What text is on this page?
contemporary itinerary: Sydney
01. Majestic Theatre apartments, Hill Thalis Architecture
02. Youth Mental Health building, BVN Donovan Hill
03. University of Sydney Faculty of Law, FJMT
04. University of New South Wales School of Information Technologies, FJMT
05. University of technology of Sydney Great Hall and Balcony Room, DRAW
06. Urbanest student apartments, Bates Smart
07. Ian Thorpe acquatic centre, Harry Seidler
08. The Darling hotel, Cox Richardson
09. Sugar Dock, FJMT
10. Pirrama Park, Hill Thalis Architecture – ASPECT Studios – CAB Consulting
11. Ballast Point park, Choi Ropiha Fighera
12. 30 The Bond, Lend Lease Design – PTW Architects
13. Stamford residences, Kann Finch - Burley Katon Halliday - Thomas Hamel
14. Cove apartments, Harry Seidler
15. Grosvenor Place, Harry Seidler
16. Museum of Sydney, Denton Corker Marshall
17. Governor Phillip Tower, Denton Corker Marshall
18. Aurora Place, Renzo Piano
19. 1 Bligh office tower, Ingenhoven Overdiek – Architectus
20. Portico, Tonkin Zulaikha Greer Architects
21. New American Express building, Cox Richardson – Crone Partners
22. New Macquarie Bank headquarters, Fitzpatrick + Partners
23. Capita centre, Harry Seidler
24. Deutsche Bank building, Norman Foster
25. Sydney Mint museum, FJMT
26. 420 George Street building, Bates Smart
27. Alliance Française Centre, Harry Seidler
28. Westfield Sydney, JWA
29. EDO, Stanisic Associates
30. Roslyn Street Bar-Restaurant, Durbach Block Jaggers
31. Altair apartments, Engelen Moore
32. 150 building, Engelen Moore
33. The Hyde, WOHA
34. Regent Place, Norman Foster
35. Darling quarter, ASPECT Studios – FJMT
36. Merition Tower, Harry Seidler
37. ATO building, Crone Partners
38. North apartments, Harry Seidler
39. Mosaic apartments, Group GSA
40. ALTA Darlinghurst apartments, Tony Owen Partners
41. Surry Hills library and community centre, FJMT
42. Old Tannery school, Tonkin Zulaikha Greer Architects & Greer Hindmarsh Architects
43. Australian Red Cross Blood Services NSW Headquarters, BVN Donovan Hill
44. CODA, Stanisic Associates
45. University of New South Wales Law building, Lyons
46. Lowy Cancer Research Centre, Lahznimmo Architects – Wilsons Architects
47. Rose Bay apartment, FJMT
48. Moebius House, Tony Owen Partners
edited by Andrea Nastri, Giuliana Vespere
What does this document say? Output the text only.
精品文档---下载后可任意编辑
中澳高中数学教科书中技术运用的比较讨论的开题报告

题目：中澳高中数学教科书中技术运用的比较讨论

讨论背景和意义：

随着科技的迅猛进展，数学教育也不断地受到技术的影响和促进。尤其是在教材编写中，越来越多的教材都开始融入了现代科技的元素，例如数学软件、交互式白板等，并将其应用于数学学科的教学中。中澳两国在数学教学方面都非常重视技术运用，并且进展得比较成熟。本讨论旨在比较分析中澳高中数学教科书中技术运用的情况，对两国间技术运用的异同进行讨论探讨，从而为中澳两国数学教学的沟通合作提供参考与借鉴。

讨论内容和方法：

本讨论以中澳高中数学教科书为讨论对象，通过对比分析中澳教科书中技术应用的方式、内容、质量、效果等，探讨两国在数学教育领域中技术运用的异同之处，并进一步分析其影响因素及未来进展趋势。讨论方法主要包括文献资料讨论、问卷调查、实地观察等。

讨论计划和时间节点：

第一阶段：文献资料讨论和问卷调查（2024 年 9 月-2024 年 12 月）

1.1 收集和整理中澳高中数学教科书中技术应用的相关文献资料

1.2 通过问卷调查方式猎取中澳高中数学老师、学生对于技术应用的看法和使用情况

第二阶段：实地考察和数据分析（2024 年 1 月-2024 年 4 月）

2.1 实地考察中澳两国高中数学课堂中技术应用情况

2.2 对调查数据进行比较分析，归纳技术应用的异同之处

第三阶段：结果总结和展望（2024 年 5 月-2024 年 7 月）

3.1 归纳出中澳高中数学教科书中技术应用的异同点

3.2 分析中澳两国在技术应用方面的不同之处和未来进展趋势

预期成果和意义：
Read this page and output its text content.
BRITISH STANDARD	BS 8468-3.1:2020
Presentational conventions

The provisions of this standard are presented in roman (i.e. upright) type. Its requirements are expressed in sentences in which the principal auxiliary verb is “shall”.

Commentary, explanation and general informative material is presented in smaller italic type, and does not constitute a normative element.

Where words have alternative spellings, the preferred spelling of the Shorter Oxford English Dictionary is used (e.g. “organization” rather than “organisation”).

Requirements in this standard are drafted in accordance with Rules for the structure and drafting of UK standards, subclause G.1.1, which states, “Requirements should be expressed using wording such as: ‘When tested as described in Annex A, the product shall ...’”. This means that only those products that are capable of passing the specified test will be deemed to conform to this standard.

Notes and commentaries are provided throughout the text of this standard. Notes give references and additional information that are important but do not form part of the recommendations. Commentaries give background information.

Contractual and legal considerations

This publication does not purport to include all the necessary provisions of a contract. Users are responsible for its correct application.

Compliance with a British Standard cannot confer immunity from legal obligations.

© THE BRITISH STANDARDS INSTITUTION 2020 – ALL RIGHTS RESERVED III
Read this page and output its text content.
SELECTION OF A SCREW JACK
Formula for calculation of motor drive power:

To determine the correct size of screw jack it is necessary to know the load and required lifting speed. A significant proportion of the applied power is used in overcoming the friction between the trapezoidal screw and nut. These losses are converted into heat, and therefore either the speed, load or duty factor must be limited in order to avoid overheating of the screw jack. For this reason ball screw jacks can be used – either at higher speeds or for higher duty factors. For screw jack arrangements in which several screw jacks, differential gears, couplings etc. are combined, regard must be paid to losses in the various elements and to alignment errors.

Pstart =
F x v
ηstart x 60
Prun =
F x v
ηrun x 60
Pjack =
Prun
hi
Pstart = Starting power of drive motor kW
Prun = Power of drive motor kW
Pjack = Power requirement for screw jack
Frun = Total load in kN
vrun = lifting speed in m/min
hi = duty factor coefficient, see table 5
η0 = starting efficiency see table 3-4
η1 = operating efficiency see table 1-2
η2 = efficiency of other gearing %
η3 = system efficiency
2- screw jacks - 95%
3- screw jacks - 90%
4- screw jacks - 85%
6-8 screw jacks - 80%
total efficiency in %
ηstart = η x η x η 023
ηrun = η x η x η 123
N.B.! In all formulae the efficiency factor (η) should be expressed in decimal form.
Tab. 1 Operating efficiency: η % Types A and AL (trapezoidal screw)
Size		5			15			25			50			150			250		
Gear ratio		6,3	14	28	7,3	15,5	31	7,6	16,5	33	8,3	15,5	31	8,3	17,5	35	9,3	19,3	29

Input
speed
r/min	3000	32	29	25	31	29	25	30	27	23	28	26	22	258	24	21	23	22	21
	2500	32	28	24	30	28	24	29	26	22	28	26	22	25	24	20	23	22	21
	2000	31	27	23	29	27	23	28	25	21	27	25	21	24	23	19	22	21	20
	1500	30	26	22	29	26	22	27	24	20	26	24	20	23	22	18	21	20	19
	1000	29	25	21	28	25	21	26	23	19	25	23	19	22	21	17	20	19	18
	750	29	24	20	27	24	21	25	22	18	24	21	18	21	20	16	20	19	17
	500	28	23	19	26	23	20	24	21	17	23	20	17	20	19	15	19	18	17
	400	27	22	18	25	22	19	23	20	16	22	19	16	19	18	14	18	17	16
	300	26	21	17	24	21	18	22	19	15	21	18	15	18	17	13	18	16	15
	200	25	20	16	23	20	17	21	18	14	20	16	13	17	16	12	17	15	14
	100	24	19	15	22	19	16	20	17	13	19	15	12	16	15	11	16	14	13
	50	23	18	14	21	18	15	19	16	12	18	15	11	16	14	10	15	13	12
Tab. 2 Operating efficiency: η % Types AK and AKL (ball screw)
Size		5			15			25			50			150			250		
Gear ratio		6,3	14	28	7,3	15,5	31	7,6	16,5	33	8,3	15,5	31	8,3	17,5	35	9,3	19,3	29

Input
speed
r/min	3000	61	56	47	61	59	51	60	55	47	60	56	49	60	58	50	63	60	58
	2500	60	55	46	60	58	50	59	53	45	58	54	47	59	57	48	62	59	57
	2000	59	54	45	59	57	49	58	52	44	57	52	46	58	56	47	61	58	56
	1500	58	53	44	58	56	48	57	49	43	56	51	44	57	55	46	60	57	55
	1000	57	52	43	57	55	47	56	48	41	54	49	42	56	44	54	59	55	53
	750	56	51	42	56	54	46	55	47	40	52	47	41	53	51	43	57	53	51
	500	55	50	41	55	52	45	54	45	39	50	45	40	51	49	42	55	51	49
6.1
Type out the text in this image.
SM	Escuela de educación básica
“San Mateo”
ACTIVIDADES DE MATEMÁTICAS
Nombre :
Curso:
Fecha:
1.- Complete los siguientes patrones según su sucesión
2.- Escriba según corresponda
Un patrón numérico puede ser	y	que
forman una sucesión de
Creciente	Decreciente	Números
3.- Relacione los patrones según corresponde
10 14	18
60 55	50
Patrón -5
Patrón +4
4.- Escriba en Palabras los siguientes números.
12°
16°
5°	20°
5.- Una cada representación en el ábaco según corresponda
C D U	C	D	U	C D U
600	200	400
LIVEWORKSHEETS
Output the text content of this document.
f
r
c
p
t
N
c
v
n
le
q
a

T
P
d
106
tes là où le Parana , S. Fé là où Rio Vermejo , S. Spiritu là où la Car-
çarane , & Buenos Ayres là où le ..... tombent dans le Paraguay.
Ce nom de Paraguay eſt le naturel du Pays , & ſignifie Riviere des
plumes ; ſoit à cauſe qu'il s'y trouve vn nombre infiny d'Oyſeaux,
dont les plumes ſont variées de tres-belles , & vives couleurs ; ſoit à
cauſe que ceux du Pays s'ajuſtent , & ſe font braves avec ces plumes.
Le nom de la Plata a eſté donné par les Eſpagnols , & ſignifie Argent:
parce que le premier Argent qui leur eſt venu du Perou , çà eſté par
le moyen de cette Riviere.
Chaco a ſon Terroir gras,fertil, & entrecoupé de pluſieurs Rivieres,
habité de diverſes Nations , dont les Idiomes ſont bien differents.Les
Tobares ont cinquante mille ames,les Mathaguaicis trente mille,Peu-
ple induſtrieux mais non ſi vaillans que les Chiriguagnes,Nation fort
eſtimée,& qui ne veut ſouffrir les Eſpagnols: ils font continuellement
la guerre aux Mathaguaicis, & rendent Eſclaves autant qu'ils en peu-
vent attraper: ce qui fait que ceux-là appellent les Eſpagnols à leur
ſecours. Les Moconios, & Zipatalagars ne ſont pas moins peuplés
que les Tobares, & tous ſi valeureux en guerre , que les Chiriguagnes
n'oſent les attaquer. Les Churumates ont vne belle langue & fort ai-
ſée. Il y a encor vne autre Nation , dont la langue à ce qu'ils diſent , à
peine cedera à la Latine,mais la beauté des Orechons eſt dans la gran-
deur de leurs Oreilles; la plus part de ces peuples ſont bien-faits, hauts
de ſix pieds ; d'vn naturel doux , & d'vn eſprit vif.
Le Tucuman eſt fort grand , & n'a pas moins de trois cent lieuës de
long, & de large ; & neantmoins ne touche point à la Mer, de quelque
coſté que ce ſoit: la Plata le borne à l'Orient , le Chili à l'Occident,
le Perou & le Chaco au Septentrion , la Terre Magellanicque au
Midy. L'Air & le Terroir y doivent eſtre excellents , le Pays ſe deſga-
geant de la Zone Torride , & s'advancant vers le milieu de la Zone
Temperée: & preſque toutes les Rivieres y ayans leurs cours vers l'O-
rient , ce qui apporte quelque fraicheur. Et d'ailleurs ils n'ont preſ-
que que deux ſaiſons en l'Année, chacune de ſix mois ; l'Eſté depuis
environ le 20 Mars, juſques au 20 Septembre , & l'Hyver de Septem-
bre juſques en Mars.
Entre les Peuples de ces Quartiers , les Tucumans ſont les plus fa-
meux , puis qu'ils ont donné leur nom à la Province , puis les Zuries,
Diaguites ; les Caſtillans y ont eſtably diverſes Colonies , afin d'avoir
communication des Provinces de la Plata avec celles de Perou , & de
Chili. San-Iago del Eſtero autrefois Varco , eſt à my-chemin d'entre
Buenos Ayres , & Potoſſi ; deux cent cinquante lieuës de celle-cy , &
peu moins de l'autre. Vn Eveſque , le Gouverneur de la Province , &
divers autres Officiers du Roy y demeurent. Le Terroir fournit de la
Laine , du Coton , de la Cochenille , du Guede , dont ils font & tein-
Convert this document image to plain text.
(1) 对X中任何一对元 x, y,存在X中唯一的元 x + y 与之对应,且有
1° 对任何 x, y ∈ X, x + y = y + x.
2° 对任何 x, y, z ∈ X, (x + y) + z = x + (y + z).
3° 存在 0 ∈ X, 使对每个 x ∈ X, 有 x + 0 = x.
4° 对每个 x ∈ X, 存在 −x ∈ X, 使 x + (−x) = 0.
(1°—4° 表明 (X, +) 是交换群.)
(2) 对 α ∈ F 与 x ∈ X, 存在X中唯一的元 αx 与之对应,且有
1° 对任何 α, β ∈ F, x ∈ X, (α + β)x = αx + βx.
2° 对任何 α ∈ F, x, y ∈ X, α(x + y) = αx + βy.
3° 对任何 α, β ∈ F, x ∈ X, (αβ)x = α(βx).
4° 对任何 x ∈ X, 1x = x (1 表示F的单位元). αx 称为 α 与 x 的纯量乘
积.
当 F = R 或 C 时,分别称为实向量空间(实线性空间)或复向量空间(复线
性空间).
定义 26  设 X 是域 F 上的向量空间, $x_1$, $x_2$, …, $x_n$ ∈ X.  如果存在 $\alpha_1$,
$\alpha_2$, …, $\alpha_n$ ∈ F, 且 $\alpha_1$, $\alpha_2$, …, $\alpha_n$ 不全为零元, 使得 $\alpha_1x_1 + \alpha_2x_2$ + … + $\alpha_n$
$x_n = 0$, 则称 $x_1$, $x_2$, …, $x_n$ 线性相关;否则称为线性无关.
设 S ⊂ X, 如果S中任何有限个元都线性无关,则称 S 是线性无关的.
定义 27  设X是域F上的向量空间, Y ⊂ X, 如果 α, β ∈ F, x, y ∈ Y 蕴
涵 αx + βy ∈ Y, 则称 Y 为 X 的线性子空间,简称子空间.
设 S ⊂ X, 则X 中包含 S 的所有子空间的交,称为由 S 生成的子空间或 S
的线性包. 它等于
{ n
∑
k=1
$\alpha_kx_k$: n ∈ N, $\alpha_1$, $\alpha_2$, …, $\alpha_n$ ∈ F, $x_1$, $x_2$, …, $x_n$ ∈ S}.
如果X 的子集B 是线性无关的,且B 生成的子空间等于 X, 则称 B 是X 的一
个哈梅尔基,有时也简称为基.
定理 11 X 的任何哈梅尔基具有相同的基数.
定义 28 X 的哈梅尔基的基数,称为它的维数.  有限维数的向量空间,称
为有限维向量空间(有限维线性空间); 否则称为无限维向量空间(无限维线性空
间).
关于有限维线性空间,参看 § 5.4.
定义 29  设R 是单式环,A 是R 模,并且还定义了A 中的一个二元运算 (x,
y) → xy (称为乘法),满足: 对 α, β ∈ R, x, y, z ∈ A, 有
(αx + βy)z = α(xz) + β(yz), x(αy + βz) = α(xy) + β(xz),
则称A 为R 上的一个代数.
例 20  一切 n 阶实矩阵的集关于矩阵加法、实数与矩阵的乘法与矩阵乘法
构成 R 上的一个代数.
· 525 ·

────

EXERCISE DETAILS: Of the lines in the material, how many include "What"? Respond with the number alone.

SOLUTION TO THE EXERCISE: 2